Keeping each word and mark in place, write out the full listing once more.

....

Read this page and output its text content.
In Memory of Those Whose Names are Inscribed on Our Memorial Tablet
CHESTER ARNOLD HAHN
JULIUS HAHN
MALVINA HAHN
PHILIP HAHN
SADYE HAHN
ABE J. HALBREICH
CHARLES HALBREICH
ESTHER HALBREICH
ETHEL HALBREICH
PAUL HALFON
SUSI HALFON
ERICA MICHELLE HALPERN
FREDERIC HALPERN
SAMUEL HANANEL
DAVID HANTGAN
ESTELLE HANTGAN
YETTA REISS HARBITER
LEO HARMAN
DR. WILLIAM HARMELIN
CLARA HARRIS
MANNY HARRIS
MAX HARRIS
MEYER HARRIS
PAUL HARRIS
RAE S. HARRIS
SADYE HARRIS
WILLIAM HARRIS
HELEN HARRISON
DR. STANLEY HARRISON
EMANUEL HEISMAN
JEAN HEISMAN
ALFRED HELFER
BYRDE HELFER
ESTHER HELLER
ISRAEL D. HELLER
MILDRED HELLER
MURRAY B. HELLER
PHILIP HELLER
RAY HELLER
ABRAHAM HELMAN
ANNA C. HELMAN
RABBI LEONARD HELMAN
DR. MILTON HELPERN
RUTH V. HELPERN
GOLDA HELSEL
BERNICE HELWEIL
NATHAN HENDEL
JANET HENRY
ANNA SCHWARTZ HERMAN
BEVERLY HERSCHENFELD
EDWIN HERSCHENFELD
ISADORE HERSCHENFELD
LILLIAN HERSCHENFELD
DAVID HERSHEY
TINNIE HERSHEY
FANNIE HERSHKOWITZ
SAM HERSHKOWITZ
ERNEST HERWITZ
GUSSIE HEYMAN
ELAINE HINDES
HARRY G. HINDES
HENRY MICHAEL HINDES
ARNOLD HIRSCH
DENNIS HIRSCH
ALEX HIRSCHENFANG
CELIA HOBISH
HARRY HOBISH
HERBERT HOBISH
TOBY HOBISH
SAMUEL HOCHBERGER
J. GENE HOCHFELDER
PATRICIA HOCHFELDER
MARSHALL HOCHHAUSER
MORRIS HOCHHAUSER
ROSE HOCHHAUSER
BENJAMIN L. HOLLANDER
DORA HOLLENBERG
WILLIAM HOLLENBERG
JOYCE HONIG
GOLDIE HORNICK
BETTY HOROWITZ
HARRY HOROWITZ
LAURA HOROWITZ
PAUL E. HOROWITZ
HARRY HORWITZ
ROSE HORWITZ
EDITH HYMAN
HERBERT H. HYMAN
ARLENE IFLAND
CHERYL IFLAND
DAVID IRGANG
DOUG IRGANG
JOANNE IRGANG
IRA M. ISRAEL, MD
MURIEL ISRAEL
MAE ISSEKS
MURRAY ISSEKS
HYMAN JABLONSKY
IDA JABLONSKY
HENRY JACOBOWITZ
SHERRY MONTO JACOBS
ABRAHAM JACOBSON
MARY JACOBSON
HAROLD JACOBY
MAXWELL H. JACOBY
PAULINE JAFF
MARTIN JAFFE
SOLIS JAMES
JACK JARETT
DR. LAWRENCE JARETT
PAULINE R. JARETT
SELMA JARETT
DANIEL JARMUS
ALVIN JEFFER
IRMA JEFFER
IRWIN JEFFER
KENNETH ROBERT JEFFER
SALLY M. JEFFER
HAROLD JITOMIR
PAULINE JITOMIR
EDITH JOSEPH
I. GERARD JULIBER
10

....

RESPONSE >>
Read this page and output its text content.
In Memory of Those Whose Names are Inscribed on Our Memorial Tablet
CHESTER ARNOLD HAHN
JULIUS HAHN
MALVINA HAHN
PHILIP HAHN
SADYE HAHN
ABE J. HALBREICH
CHARLES HALBREICH
ESTHER HALBREICH
ETHEL HALBREICH
PAUL HALFON
SUSI HALFON
ERICA MICHELLE HALPERN
FREDERIC HALPERN
SAMUEL HANANEL
DAVID HANTGAN
ESTELLE HANTGAN
YETTA REISS HARBITER
LEO HARMAN
DR. WILLIAM HARMELIN
CLARA HARRIS
MANNY HARRIS
MAX HARRIS
MEYER HARRIS
PAUL HARRIS
RAE S. HARRIS
SADYE HARRIS
WILLIAM HARRIS
HELEN HARRISON
DR. STANLEY HARRISON
EMANUEL HEISMAN
JEAN HEISMAN
ALFRED HELFER
BYRDE HELFER
ESTHER HELLER
ISRAEL D. HELLER
MILDRED HELLER
MURRAY B. HELLER
PHILIP HELLER
RAY HELLER
ABRAHAM HELMAN
ANNA C. HELMAN
RABBI LEONARD HELMAN
DR. MILTON HELPERN
RUTH V. HELPERN
GOLDA HELSEL
BERNICE HELWEIL
NATHAN HENDEL
JANET HENRY
ANNA SCHWARTZ HERMAN
BEVERLY HERSCHENFELD
EDWIN HERSCHENFELD
ISADORE HERSCHENFELD
LILLIAN HERSCHENFELD
DAVID HERSHEY
TINNIE HERSHEY
FANNIE HERSHKOWITZ
SAM HERSHKOWITZ
ERNEST HERWITZ
GUSSIE HEYMAN
ELAINE HINDES
HARRY G. HINDES
HENRY MICHAEL HINDES
ARNOLD HIRSCH
DENNIS HIRSCH
ALEX HIRSCHENFANG
CELIA HOBISH
HARRY HOBISH
HERBERT HOBISH
TOBY HOBISH
SAMUEL HOCHBERGER
J. GENE HOCHFELDER
PATRICIA HOCHFELDER
MARSHALL HOCHHAUSER
MORRIS HOCHHAUSER
ROSE HOCHHAUSER
BENJAMIN L. HOLLANDER
DORA HOLLENBERG
WILLIAM HOLLENBERG
JOYCE HONIG
GOLDIE HORNICK
BETTY HOROWITZ
HARRY HOROWITZ
LAURA HOROWITZ
PAUL E. HOROWITZ
HARRY HORWITZ
ROSE HORWITZ
EDITH HYMAN
HERBERT H. HYMAN
ARLENE IFLAND
CHERYL IFLAND
DAVID IRGANG
DOUG IRGANG
JOANNE IRGANG
IRA M. ISRAEL, MD
MURIEL ISRAEL
MAE ISSEKS
MURRAY ISSEKS
HYMAN JABLONSKY
IDA JABLONSKY
HENRY JACOBOWITZ
SHERRY MONTO JACOBS
ABRAHAM JACOBSON
MARY JACOBSON
HAROLD JACOBY
MAXWELL H. JACOBY
PAULINE JAFF
MARTIN JAFFE
SOLIS JAMES
JACK JARETT
DR. LAWRENCE JARETT
PAULINE R. JARETT
SELMA JARETT
DANIEL JARMUS
ALVIN JEFFER
IRMA JEFFER
IRWIN JEFFER
KENNETH ROBERT JEFFER
SALLY M. JEFFER
HAROLD JITOMIR
PAULINE JITOMIR
EDITH JOSEPH
I. GERARD JULIBER
10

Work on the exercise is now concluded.